● GIVEN INSTRUCTION
Count lines holding the word "assemblée". Only the number is wanted.

[Dataset entries]
==================================================
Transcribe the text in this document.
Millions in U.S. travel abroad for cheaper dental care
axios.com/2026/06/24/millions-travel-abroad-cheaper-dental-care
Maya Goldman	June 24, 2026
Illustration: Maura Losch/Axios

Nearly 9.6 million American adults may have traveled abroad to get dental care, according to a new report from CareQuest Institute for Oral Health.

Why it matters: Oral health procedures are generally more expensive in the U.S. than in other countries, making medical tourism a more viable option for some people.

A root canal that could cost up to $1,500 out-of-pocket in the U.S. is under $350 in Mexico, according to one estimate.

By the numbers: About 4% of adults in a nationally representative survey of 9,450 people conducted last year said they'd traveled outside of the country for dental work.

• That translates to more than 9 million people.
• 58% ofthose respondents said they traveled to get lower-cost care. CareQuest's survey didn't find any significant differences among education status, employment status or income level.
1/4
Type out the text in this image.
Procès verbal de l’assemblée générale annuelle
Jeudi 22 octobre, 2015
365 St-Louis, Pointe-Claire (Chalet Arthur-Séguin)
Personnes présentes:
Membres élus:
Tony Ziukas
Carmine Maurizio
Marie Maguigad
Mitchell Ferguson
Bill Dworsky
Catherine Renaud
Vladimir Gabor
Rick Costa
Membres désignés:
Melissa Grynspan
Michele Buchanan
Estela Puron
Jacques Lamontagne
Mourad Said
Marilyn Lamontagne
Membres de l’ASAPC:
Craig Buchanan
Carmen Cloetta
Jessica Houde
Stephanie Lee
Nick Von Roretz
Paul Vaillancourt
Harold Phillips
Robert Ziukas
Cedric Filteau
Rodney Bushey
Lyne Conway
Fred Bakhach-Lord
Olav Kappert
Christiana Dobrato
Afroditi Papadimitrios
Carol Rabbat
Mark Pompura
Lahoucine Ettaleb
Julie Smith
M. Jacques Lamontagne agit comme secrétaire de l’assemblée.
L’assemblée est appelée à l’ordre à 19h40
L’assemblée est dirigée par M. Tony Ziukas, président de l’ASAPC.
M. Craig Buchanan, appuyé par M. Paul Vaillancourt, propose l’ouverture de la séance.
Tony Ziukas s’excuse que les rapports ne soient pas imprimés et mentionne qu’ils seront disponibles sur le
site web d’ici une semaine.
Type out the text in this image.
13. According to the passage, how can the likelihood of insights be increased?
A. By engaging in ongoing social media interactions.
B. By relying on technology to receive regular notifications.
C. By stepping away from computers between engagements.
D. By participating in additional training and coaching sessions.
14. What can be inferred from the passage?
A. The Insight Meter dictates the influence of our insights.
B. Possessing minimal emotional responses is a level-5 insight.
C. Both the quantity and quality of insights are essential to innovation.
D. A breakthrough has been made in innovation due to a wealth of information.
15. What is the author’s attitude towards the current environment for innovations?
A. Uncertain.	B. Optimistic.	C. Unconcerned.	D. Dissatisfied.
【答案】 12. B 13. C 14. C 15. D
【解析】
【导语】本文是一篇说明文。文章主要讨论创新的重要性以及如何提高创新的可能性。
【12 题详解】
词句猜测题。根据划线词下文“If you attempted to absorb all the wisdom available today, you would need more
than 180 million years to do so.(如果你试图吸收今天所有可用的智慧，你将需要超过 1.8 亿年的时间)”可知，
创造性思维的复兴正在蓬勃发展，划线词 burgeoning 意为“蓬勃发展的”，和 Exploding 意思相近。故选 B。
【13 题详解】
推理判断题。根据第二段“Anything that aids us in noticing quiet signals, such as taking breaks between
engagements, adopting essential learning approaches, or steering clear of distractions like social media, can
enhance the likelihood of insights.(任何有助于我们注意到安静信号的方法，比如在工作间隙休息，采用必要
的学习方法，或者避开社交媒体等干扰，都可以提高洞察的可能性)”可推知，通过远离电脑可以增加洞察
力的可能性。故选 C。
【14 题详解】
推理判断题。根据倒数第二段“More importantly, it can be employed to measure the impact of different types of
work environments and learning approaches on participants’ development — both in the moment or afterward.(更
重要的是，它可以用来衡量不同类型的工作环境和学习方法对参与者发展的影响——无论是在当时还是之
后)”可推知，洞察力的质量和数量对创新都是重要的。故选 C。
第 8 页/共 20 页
==================================================
● RESPONSE BELOW
4